══ DATA PROVIDED ══

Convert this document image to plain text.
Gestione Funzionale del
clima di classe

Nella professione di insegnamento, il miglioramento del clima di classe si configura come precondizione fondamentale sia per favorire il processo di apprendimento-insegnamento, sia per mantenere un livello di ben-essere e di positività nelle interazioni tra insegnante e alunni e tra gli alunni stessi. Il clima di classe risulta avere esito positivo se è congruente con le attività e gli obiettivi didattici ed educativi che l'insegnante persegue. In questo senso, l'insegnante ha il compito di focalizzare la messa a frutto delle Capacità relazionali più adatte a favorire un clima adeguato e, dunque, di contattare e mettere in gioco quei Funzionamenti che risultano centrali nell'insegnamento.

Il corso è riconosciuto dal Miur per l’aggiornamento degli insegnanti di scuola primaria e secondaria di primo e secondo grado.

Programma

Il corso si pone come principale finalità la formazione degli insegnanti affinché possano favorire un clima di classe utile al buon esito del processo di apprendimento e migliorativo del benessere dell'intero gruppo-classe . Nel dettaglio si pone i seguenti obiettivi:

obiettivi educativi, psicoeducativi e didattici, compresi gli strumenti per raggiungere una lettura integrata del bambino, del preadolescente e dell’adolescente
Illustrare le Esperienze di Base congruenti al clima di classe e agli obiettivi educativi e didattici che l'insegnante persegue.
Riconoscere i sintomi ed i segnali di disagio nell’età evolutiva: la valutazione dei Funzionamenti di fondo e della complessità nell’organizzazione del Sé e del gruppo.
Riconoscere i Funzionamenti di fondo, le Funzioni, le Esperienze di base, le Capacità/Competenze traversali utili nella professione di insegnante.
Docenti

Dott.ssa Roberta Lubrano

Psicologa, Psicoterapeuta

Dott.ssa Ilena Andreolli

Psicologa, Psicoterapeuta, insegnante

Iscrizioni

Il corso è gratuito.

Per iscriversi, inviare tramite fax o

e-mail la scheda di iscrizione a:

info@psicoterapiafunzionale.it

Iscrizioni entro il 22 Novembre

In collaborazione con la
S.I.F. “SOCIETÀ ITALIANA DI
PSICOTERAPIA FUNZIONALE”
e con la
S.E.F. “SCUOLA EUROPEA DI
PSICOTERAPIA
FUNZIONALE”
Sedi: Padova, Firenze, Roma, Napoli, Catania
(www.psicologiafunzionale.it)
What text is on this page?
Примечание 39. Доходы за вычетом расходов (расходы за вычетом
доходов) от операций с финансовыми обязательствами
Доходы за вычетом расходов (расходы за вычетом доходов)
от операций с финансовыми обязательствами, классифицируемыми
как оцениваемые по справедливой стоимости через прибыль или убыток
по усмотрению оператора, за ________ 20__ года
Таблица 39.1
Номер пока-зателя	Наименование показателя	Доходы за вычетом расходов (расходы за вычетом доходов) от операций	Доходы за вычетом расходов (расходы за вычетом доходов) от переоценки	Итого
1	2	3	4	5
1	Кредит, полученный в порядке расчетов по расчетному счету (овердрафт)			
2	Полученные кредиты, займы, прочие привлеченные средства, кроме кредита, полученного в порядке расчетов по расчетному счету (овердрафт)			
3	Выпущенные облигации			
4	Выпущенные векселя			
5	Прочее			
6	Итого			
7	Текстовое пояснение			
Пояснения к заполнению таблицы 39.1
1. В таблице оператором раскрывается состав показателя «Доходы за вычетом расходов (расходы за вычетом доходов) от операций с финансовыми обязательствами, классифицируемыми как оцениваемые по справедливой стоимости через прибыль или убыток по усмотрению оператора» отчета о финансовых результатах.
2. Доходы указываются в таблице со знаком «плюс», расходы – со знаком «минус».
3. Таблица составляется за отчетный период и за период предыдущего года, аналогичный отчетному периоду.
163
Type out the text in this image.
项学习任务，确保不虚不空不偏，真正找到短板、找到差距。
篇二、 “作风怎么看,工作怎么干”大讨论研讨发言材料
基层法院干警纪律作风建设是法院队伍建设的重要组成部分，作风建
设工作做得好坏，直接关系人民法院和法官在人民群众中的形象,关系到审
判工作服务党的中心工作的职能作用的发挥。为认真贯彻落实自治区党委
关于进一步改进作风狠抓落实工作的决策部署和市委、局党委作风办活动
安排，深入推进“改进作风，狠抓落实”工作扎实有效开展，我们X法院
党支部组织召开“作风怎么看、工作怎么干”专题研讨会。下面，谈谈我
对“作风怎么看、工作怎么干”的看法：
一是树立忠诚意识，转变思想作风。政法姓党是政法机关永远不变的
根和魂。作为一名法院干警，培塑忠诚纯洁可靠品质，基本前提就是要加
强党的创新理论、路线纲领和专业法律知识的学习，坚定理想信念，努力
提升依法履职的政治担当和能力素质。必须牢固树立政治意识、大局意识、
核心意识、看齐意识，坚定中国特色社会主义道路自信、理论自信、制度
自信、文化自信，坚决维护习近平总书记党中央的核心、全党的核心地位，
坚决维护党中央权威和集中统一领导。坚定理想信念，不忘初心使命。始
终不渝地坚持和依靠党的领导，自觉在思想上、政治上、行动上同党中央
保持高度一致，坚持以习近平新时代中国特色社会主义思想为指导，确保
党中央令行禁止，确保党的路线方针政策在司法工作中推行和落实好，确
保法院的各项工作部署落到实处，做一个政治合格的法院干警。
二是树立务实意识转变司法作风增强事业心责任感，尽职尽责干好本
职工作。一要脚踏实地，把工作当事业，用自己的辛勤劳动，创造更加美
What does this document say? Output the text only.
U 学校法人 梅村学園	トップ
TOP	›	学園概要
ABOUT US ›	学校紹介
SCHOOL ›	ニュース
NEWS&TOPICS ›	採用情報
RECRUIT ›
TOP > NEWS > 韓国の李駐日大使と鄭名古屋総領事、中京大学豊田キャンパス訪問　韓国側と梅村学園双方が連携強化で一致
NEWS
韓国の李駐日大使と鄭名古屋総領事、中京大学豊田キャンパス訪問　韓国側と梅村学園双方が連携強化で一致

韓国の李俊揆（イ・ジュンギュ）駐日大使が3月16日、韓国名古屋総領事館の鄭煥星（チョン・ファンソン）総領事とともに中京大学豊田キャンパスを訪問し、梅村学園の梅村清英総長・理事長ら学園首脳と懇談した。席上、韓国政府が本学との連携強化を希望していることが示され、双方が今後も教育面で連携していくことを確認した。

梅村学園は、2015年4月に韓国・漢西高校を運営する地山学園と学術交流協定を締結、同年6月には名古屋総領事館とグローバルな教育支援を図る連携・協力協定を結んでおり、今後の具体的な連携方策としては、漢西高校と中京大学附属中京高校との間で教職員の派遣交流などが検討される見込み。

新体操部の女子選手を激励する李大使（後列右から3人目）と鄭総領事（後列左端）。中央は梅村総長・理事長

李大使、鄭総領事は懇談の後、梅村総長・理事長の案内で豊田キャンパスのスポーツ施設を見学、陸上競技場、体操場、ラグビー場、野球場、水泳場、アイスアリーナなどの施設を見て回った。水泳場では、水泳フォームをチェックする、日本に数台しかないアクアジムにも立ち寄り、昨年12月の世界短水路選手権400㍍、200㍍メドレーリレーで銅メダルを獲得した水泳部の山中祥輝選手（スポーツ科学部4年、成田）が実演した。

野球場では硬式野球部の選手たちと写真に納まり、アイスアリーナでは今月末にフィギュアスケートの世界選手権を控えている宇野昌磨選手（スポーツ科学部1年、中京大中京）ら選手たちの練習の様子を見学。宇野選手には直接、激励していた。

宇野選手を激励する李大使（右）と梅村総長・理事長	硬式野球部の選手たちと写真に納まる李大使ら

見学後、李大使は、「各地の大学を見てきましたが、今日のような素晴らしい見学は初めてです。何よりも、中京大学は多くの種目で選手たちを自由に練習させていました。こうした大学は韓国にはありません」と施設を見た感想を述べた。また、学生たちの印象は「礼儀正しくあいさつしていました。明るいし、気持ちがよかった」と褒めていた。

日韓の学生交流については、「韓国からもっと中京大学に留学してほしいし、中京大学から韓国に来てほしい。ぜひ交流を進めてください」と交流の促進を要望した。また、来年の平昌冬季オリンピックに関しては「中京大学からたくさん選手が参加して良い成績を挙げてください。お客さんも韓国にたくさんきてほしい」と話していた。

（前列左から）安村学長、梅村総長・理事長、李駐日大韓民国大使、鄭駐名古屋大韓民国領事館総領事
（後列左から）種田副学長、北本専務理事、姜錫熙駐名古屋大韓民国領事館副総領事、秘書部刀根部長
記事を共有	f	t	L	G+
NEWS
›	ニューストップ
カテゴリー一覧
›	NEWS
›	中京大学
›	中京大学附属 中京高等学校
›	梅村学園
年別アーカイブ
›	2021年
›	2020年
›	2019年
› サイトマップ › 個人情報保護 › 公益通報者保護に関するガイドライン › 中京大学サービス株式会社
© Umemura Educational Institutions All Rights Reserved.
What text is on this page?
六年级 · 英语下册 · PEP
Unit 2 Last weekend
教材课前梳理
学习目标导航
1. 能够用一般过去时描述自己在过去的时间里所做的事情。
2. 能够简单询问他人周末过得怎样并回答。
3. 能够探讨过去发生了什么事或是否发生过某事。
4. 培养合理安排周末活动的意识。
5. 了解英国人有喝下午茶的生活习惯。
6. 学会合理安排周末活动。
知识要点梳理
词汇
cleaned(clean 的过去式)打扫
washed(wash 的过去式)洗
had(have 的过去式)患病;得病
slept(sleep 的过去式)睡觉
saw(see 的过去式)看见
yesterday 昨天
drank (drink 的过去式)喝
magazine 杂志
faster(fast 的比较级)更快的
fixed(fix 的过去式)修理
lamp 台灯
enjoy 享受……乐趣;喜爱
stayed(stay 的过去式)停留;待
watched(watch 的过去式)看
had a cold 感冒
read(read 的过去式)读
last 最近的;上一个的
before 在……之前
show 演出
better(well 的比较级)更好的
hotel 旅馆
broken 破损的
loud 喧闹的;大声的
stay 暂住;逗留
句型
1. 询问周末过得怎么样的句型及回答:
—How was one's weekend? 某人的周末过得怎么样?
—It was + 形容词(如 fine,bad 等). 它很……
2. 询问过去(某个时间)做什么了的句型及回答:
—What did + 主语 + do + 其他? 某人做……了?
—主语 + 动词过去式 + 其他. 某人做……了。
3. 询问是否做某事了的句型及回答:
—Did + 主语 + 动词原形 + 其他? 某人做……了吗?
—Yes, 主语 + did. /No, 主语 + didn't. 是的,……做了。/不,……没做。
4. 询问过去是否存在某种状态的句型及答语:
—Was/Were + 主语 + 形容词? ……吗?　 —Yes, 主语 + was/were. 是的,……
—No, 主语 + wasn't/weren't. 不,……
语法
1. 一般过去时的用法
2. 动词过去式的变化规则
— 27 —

═══

◆ WHAT THE EXERCISE ASKS
Gather each line in these records that contains the string "года".

◆ OUTPUT OF THE EXERCISE
по усмотрению оператора, за ________ 20__ года
3. Таблица составляется за отчетный период и за период предыдущего года, аналогичный отчетному периоду.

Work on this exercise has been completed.